__Objective__: Can you write out the data from the very beginning through the line with "account-line [370, 708, 787, 710]", swapping "bounding box" for "enclosing rectangle" and leaving everything else as it is?

=== Records provided ===

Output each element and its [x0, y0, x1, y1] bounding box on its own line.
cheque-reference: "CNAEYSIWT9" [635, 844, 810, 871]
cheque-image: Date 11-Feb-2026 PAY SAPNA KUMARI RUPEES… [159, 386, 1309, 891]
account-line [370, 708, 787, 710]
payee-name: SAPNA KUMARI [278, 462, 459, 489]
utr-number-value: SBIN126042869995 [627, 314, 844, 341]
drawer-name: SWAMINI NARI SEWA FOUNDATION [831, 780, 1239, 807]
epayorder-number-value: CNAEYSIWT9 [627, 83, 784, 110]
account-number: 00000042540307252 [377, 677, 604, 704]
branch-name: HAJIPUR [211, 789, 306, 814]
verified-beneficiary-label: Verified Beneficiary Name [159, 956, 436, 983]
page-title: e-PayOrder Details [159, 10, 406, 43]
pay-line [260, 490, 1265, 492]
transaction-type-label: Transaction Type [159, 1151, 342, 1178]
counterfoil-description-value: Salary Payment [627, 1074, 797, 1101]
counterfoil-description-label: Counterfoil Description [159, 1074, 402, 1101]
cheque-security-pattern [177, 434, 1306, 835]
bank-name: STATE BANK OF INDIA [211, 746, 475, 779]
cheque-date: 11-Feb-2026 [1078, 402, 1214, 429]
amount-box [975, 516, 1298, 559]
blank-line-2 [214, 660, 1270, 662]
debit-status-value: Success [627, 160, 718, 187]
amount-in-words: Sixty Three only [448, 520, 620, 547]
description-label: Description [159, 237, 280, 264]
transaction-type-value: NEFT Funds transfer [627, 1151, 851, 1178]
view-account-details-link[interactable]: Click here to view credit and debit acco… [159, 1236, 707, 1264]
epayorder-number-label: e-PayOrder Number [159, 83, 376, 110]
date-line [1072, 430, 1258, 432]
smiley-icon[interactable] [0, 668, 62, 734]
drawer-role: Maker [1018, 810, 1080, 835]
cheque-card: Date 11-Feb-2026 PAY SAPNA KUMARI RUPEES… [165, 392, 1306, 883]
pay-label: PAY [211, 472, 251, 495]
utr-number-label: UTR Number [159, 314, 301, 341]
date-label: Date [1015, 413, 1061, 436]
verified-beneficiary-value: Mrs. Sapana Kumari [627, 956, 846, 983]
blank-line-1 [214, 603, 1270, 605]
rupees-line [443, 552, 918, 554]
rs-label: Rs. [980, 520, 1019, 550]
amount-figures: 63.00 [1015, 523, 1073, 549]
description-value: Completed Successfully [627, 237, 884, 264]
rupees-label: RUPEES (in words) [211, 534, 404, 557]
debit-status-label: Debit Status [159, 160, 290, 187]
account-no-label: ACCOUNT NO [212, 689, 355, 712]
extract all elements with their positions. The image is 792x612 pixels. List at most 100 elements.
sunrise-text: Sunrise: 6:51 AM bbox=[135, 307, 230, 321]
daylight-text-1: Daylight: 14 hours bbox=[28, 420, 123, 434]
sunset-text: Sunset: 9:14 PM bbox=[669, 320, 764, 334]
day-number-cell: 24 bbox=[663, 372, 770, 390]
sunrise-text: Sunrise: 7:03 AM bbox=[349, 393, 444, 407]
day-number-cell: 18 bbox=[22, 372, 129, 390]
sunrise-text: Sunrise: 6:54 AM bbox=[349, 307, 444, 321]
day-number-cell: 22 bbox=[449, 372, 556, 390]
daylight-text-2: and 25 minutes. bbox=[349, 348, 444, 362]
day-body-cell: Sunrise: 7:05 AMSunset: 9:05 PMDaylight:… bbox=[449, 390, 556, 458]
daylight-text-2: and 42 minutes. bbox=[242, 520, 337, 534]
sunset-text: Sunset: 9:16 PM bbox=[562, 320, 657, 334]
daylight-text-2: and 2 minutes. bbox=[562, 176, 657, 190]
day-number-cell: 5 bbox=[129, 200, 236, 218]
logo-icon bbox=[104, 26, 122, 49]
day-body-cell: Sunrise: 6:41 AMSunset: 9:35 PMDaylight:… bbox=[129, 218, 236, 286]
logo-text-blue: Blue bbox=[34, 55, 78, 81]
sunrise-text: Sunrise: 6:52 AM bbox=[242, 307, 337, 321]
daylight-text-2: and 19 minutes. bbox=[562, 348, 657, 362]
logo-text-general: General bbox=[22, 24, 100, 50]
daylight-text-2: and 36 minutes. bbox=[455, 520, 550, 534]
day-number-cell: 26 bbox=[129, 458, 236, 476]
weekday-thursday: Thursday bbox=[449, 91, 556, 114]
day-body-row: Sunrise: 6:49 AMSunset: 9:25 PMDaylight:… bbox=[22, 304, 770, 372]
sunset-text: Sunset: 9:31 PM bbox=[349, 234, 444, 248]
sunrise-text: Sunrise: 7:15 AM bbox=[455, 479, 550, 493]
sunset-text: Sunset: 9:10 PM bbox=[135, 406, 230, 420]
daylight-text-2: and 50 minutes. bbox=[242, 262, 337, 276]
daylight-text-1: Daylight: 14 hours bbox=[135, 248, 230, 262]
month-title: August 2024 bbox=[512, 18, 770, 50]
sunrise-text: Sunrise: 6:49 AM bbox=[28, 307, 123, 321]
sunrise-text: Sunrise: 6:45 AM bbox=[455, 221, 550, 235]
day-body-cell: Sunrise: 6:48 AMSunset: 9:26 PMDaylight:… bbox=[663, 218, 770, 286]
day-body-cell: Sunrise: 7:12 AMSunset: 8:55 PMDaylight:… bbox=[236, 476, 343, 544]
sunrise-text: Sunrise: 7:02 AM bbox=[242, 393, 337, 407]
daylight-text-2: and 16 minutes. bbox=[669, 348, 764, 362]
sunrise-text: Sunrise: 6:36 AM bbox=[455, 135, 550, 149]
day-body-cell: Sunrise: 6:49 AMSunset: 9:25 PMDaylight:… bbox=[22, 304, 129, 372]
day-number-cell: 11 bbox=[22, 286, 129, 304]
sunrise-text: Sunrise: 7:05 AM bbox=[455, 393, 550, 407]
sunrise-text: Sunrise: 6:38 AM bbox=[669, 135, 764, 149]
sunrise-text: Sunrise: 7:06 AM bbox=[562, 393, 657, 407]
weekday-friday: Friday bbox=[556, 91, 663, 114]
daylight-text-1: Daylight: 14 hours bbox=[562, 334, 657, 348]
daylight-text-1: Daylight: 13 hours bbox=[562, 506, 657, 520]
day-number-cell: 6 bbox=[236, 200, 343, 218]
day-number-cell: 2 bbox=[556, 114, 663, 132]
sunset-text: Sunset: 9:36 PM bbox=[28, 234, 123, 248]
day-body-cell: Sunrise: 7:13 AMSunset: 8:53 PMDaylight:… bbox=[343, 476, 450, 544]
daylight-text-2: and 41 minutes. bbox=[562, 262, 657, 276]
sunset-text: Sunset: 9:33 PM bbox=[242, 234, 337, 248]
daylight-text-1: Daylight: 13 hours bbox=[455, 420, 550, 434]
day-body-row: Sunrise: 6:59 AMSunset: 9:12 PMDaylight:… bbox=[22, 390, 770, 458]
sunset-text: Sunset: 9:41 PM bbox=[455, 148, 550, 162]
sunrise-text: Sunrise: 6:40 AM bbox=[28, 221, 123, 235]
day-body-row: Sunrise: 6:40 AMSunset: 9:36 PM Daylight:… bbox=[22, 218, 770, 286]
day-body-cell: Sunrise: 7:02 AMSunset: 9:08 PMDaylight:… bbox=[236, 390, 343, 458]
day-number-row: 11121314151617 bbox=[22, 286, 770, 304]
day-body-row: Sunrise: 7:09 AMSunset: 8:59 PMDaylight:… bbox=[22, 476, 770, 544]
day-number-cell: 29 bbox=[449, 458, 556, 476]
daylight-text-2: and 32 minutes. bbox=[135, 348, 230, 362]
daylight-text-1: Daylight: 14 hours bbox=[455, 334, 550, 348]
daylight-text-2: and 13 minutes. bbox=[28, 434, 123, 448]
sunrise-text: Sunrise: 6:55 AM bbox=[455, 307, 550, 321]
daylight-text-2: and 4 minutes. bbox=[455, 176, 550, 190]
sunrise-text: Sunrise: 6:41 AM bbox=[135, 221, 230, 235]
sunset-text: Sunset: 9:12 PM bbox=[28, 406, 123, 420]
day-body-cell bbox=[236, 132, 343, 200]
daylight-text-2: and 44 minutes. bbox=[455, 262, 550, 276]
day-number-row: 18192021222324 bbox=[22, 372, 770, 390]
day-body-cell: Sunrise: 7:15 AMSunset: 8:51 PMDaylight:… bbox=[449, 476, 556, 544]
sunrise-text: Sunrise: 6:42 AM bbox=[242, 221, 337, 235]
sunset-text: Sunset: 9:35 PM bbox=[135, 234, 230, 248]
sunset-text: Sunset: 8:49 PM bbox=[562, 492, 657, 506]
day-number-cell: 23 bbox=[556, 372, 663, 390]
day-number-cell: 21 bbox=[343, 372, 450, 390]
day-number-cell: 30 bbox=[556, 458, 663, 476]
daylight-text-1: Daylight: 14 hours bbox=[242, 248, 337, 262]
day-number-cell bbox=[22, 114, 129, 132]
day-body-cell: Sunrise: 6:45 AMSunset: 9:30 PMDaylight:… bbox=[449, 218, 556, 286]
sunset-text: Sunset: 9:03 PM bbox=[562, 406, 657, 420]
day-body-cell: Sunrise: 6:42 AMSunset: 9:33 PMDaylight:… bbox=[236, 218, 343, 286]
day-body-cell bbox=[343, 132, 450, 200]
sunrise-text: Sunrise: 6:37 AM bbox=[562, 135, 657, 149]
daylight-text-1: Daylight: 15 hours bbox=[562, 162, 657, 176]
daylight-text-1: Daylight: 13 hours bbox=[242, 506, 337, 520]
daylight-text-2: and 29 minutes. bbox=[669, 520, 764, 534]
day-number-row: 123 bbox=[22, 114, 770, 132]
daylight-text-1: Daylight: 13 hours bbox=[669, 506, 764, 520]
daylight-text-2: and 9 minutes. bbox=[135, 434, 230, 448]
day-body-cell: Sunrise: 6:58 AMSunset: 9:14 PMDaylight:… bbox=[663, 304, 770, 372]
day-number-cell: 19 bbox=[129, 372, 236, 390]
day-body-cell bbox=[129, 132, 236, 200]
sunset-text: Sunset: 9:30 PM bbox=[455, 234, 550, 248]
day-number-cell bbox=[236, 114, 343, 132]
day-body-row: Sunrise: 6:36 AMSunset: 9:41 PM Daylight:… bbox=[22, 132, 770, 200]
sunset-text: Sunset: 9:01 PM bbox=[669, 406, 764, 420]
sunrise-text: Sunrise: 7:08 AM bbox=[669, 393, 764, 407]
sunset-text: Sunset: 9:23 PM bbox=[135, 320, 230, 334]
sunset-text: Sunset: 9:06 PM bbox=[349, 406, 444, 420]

===

__Correct output__:
Output each element and its [x0, y0, x1, y1] enclosing rectangle on its own line.
cheque-reference: "CNAEYSIWT9" [635, 844, 810, 871]
cheque-image: Date 11-Feb-2026 PAY SAPNA KUMARI RUPEES… [159, 386, 1309, 891]
account-line [370, 708, 787, 710]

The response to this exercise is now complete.